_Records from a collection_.
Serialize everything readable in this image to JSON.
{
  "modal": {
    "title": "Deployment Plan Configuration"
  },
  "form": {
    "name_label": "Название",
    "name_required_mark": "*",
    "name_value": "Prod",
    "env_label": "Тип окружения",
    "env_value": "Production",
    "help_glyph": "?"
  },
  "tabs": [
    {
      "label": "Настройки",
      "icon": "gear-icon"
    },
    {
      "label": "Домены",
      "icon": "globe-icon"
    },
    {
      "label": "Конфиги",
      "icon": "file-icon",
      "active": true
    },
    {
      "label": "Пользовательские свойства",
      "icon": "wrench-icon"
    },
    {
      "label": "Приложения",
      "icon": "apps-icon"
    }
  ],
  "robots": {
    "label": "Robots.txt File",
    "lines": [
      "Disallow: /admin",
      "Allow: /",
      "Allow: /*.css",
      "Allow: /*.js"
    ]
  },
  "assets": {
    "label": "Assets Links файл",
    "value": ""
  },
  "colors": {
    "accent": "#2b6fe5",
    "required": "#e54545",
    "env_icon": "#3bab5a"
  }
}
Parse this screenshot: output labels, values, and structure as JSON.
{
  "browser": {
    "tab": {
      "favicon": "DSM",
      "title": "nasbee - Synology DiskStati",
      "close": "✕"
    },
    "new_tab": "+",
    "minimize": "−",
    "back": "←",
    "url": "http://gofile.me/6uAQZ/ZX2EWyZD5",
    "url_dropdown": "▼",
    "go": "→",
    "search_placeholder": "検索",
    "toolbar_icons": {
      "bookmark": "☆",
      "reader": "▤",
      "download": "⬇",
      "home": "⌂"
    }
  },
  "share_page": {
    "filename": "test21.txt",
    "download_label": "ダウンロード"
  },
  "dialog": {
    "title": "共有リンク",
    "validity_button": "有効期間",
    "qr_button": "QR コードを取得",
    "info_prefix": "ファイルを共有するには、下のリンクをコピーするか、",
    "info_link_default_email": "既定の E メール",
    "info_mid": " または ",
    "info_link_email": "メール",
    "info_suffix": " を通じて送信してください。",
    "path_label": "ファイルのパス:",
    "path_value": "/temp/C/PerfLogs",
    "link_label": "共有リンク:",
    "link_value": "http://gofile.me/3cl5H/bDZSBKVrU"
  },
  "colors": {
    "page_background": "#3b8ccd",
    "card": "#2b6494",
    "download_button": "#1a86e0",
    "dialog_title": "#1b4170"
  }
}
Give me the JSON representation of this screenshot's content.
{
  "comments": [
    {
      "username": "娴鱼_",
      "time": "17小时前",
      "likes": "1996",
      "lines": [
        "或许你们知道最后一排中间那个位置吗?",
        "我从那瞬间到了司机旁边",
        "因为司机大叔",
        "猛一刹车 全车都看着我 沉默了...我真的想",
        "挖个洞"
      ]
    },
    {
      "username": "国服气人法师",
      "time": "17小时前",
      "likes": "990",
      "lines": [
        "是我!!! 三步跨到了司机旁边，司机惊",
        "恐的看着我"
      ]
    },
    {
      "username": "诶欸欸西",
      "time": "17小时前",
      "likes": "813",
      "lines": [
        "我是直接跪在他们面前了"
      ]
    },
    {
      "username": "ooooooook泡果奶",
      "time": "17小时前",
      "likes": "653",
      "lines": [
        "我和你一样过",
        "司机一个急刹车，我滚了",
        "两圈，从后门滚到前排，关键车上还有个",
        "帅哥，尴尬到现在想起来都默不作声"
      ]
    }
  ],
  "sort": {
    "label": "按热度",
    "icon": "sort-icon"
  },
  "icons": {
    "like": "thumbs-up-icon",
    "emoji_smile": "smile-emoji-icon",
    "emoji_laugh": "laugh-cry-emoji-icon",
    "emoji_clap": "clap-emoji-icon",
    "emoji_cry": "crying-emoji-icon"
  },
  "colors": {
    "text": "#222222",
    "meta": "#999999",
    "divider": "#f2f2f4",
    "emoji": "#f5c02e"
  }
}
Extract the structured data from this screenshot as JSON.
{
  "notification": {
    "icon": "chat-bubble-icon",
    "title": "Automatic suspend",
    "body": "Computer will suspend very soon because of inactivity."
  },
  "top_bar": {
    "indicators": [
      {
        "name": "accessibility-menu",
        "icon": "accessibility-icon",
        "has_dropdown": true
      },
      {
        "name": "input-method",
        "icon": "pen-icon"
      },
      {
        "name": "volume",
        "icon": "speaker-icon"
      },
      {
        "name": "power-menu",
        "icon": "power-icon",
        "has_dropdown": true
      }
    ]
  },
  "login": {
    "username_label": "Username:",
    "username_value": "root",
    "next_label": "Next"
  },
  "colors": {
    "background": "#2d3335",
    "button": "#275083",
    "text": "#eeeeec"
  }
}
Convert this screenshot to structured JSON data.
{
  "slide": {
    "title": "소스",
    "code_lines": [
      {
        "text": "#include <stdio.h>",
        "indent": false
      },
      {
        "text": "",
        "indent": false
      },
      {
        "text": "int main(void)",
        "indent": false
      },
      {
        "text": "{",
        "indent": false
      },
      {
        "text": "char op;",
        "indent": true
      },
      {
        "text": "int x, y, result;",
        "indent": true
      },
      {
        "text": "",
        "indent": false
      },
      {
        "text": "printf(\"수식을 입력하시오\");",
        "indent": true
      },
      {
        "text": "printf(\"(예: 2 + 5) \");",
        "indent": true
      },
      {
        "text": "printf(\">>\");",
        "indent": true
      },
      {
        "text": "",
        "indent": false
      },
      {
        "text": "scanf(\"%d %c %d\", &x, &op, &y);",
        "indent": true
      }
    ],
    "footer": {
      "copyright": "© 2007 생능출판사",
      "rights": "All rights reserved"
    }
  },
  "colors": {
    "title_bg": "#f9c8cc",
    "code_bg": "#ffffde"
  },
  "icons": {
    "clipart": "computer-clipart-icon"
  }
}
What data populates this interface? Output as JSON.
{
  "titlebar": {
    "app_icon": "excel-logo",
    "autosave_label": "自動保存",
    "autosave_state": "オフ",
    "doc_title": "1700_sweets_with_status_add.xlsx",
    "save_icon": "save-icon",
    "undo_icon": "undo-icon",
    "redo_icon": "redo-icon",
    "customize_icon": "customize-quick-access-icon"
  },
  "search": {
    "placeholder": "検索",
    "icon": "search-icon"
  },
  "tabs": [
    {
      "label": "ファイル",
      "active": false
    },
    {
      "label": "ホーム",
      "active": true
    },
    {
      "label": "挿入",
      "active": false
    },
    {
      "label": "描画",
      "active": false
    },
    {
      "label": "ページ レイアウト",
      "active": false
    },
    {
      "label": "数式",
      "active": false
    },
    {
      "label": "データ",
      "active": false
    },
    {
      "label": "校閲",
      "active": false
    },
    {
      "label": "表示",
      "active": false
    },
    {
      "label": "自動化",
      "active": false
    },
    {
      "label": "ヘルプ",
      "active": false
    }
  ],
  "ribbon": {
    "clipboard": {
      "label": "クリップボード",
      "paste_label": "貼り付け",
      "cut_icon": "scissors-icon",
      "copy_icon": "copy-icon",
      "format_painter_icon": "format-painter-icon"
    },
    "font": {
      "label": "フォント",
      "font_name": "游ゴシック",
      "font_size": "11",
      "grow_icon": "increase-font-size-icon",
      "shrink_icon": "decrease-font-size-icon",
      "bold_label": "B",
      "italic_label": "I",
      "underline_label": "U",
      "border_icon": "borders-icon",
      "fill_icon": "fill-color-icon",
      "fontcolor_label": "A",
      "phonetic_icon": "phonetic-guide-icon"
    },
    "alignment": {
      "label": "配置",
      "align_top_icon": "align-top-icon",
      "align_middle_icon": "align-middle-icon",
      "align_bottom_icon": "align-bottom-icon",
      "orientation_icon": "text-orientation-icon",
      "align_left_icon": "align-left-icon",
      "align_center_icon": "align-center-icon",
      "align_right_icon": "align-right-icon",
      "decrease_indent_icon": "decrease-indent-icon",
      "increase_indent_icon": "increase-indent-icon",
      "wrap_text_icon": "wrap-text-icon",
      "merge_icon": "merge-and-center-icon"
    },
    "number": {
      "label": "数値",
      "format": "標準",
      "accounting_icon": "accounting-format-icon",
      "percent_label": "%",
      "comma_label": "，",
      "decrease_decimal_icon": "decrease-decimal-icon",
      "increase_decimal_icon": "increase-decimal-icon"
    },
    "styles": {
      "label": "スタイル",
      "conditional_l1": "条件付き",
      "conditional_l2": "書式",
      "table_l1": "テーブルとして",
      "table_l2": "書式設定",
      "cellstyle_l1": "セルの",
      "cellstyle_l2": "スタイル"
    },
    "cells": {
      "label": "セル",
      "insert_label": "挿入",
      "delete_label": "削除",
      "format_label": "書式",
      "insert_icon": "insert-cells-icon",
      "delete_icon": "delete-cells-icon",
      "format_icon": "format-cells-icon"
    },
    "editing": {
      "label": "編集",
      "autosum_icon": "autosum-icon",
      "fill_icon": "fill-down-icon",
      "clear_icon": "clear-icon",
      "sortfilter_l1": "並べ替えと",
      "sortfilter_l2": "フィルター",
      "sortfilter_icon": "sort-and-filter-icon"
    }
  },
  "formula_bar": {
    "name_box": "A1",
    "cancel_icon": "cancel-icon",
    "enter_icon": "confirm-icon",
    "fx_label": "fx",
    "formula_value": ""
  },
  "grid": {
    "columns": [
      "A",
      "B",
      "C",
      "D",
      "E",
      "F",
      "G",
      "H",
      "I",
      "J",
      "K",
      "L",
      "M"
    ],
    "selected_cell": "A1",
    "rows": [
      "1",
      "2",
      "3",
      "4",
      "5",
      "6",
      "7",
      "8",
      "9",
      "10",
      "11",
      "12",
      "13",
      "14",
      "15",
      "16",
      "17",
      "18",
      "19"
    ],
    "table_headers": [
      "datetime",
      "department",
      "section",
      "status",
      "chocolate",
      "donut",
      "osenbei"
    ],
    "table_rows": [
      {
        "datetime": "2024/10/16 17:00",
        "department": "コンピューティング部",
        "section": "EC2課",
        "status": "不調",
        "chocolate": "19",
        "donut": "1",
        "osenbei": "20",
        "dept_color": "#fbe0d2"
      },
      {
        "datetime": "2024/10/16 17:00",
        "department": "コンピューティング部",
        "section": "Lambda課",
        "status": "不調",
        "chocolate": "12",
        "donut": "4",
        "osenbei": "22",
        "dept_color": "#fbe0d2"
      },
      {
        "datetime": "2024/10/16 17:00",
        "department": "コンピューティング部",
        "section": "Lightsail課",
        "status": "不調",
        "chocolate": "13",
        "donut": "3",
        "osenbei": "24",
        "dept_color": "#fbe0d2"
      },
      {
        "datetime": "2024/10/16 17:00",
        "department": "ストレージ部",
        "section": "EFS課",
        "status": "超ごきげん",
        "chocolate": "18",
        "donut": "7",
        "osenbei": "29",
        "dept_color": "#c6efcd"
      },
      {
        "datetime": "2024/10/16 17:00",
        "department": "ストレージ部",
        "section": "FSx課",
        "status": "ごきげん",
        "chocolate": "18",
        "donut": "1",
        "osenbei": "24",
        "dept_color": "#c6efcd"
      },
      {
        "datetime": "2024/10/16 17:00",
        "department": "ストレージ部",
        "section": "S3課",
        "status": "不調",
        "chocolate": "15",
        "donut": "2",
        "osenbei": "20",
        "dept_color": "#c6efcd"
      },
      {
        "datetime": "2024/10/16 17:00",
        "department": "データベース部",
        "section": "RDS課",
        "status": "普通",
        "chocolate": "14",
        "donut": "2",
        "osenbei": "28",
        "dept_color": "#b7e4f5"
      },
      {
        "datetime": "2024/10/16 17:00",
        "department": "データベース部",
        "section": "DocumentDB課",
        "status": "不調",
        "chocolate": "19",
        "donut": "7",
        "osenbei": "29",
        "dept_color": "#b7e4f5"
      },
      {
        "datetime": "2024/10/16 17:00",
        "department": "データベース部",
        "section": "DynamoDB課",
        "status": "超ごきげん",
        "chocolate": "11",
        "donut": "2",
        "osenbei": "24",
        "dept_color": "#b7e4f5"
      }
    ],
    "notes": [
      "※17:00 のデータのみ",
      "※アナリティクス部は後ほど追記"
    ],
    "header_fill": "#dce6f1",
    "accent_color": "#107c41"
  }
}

_Problem_. Take every line that includes the string "http" and copy it.

_The solution_.
    "url": "http://gofile.me/6uAQZ/ZX2EWyZD5",
    "link_value": "http://gofile.me/3cl5H/bDZSBKVrU"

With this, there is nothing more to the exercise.